Rincian Tugas:
Salin ulang seluruh entri berikut baris demi baris tanpa mengubah satu karakter pun.

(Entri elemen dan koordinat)
-------------------------

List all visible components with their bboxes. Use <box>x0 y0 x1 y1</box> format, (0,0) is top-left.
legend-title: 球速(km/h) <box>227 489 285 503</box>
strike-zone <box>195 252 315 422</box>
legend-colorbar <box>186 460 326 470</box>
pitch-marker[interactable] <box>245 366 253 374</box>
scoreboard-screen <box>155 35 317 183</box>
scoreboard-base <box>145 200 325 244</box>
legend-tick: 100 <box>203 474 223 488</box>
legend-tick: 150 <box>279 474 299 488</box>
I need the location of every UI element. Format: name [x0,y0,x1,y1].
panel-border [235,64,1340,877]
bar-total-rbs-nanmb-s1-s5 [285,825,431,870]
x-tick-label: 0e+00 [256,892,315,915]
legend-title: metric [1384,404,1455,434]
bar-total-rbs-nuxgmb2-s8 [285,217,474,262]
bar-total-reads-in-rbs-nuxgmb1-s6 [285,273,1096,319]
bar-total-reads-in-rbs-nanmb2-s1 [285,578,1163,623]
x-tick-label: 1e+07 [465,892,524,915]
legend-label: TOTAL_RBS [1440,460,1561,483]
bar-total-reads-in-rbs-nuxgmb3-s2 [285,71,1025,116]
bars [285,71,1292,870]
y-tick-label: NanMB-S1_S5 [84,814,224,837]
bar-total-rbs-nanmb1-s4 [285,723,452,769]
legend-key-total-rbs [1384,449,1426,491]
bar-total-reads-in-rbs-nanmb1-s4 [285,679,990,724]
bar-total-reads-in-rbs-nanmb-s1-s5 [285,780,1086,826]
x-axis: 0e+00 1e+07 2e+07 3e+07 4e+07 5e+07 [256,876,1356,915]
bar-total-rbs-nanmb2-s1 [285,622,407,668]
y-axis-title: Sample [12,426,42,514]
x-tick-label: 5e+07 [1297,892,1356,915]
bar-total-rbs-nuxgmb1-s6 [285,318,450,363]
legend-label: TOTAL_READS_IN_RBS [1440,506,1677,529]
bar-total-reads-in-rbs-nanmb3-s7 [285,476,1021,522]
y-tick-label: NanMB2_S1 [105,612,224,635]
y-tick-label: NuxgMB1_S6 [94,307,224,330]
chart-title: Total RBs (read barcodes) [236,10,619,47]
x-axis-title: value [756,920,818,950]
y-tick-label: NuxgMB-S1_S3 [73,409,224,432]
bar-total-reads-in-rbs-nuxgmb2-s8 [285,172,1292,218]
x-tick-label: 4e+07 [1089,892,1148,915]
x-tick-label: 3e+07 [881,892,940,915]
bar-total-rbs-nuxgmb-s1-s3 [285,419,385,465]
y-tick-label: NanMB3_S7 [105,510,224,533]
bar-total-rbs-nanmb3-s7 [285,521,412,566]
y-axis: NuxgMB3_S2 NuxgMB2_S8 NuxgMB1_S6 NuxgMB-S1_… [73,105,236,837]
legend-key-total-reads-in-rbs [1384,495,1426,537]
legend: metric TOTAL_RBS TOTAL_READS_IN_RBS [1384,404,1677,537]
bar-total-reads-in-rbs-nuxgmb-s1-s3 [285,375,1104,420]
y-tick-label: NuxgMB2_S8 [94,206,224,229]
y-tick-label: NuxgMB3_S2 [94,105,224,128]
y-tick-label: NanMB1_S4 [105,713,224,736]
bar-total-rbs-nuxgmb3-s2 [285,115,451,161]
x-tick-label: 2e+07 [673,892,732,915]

-------------------------

Jawaban Tugas:
List all visible components with their bboxes. Use <box>x0 y0 x1 y1</box> format, (0,0) is top-left.
legend-title: 球速(km/h) <box>227 489 285 503</box>
strike-zone <box>195 252 315 422</box>
legend-colorbar <box>186 460 326 470</box>
pitch-marker[interactable] <box>245 366 253 374</box>
scoreboard-screen <box>155 35 317 183</box>
scoreboard-base <box>145 200 325 244</box>
legend-tick: 100 <box>203 474 223 488</box>
legend-tick: 150 <box>279 474 299 488</box>
I need the location of every UI element. Format: name [x0,y0,x1,y1].
panel-border [235,64,1340,877]
bar-total-rbs-nanmb-s1-s5 [285,825,431,870]
x-tick-label: 0e+00 [256,892,315,915]
legend-title: metric [1384,404,1455,434]
bar-total-rbs-nuxgmb2-s8 [285,217,474,262]
bar-total-reads-in-rbs-nuxgmb1-s6 [285,273,1096,319]
bar-total-reads-in-rbs-nanmb2-s1 [285,578,1163,623]
x-tick-label: 1e+07 [465,892,524,915]
legend-label: TOTAL_RBS [1440,460,1561,483]
bar-total-reads-in-rbs-nuxgmb3-s2 [285,71,1025,116]
bars [285,71,1292,870]
y-tick-label: NanMB-S1_S5 [84,814,224,837]
bar-total-rbs-nanmb1-s4 [285,723,452,769]
legend-key-total-rbs [1384,449,1426,491]
bar-total-reads-in-rbs-nanmb1-s4 [285,679,990,724]
bar-total-reads-in-rbs-nanmb-s1-s5 [285,780,1086,826]
x-axis: 0e+00 1e+07 2e+07 3e+07 4e+07 5e+07 [256,876,1356,915]
bar-total-rbs-nanmb2-s1 [285,622,407,668]
y-axis-title: Sample [12,426,42,514]
x-tick-label: 5e+07 [1297,892,1356,915]
bar-total-rbs-nuxgmb1-s6 [285,318,450,363]
legend-label: TOTAL_READS_IN_RBS [1440,506,1677,529]
bar-total-reads-in-rbs-nanmb3-s7 [285,476,1021,522]
y-tick-label: NanMB2_S1 [105,612,224,635]
y-tick-label: NuxgMB1_S6 [94,307,224,330]
chart-title: Total RBs (read barcodes) [236,10,619,47]
x-axis-title: value [756,920,818,950]
y-tick-label: NuxgMB-S1_S3 [73,409,224,432]
bar-total-reads-in-rbs-nuxgmb2-s8 [285,172,1292,218]
x-tick-label: 4e+07 [1089,892,1148,915]
x-tick-label: 3e+07 [881,892,940,915]
bar-total-rbs-nuxgmb-s1-s3 [285,419,385,465]
y-tick-label: NanMB3_S7 [105,510,224,533]
bar-total-rbs-nanmb3-s7 [285,521,412,566]
y-axis: NuxgMB3_S2 NuxgMB2_S8 NuxgMB1_S6 NuxgMB-S1_… [73,105,236,837]
legend-key-total-reads-in-rbs [1384,495,1426,537]
legend: metric TOTAL_RBS TOTAL_READS_IN_RBS [1384,404,1677,537]
bar-total-reads-in-rbs-nuxgmb-s1-s3 [285,375,1104,420]
y-tick-label: NuxgMB2_S8 [94,206,224,229]
y-tick-label: NuxgMB3_S2 [94,105,224,128]
y-tick-label: NanMB1_S4 [105,713,224,736]
bar-total-rbs-nuxgmb3-s2 [285,115,451,161]
x-tick-label: 2e+07 [673,892,732,915]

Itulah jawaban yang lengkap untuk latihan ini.